Pull out from the material below all lines with "image".
start
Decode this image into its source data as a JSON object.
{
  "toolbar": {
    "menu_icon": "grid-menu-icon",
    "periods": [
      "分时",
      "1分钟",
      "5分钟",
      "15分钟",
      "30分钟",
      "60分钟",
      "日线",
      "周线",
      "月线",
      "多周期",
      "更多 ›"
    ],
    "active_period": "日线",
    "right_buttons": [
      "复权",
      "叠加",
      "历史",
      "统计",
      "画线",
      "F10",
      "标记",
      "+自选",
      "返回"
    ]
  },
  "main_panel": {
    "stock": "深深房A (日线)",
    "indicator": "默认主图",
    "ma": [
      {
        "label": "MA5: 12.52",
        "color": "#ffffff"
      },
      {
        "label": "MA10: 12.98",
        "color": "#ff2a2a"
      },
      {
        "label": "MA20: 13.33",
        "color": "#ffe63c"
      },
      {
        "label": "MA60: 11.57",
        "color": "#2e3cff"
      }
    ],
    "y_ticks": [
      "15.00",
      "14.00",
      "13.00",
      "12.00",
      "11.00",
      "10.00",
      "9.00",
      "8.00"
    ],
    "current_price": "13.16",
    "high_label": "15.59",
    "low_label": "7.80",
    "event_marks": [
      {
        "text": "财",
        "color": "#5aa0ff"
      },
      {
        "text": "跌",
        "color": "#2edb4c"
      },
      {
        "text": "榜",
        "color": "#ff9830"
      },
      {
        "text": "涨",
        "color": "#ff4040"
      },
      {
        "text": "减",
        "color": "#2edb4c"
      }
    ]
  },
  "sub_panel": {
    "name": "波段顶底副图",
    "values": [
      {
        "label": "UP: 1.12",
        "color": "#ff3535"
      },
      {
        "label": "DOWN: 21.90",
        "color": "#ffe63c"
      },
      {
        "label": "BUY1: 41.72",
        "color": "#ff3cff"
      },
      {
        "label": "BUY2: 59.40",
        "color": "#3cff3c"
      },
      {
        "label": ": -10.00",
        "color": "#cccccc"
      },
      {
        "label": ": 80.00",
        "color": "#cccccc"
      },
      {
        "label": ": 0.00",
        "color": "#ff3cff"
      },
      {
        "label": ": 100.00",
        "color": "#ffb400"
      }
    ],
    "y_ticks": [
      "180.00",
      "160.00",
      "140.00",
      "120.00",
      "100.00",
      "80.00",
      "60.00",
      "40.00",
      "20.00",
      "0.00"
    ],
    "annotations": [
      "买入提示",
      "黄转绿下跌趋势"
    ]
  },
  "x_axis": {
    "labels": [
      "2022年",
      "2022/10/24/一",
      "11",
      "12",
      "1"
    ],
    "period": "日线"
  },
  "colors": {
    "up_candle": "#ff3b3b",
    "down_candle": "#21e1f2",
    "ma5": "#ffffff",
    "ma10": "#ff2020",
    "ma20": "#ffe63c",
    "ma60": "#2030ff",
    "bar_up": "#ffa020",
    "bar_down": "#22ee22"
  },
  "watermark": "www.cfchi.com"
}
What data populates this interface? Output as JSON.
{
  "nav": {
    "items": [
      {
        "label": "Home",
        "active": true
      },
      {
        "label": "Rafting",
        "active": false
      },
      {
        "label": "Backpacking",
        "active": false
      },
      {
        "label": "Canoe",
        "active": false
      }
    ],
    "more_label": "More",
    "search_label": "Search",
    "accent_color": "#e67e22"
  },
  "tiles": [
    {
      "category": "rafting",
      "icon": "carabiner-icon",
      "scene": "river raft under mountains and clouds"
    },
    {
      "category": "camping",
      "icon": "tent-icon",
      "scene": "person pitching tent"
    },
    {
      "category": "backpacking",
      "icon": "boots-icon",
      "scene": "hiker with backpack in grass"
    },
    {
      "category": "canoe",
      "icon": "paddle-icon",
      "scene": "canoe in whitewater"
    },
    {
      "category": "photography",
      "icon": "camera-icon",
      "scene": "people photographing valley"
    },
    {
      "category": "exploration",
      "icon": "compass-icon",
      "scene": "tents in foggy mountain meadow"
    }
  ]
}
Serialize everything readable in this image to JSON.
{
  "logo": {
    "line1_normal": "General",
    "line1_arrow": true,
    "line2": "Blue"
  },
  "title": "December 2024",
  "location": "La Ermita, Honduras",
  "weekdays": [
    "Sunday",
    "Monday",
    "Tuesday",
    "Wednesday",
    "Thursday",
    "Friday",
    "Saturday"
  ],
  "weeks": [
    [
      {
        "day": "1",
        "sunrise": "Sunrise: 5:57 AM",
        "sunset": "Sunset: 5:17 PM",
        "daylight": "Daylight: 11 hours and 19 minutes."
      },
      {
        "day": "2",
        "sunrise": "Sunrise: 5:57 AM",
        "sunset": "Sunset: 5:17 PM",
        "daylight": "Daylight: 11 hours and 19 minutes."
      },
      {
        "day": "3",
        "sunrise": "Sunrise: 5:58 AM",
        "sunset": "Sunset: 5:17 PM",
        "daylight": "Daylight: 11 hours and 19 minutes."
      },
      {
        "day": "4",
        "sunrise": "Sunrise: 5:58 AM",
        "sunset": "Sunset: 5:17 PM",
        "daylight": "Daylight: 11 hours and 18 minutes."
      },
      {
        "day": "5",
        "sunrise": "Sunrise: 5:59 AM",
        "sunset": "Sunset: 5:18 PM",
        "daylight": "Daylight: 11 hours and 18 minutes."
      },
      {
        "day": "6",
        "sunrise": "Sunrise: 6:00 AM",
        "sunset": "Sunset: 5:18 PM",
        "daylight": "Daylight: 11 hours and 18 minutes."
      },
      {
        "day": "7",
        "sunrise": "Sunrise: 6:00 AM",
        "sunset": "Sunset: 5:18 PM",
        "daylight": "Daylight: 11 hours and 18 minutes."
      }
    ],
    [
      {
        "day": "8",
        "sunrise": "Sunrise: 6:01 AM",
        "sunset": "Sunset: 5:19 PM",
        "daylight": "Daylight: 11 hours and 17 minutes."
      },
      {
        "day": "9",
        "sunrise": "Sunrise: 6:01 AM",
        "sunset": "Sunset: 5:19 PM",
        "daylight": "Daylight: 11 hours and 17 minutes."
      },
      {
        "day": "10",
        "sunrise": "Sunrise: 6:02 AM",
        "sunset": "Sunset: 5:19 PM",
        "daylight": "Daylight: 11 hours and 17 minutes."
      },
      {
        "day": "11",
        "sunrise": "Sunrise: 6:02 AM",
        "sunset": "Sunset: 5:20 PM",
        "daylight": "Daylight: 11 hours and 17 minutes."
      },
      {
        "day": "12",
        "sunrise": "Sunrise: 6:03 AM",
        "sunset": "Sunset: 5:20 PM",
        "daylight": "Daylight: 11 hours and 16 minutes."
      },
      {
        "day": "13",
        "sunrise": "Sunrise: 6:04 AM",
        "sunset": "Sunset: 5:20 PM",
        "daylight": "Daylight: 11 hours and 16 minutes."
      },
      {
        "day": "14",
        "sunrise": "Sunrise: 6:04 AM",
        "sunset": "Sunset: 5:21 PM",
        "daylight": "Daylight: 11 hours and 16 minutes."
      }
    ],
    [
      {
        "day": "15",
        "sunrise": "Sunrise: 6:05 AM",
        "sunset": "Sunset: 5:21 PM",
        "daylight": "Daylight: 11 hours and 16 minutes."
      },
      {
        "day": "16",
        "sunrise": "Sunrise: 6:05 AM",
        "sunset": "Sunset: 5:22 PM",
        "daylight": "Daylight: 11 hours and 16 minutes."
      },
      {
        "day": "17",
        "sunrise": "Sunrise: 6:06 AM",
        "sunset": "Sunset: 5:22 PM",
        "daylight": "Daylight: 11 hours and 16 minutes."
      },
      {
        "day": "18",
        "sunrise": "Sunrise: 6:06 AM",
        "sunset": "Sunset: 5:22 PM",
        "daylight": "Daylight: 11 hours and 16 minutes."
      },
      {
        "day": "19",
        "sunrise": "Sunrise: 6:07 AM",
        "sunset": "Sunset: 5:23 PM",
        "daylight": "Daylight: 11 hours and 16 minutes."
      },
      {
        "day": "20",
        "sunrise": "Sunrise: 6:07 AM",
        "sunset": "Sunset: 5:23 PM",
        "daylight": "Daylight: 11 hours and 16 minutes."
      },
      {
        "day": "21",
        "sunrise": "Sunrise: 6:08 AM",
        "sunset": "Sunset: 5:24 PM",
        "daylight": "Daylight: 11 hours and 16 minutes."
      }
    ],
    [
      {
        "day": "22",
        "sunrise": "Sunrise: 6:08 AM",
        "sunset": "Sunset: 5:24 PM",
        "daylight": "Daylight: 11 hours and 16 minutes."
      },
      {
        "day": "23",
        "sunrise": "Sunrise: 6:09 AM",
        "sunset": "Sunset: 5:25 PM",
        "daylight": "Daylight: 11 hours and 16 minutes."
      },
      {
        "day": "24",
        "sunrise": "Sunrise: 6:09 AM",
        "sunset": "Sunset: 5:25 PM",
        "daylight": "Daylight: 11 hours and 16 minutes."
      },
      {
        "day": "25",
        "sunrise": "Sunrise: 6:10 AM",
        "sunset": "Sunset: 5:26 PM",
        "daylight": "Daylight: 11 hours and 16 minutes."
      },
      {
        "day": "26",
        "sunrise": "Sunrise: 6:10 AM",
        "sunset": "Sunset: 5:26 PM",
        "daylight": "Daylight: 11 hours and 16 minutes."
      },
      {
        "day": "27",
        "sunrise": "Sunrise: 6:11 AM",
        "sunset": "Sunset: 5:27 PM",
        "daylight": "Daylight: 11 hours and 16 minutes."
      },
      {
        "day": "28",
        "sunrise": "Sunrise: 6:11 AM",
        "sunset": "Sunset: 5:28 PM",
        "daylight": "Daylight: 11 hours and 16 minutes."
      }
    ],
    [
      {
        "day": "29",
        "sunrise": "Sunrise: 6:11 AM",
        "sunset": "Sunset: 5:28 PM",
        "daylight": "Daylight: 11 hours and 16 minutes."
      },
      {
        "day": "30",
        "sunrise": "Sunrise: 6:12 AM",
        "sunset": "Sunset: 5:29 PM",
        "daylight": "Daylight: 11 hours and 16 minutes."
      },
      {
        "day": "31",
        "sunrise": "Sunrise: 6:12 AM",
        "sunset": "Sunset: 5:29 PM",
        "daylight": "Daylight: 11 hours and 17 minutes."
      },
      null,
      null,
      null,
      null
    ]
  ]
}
end
RESULT:
Decode this image into its source data as a JSON object.
Serialize everything readable in this image to JSON.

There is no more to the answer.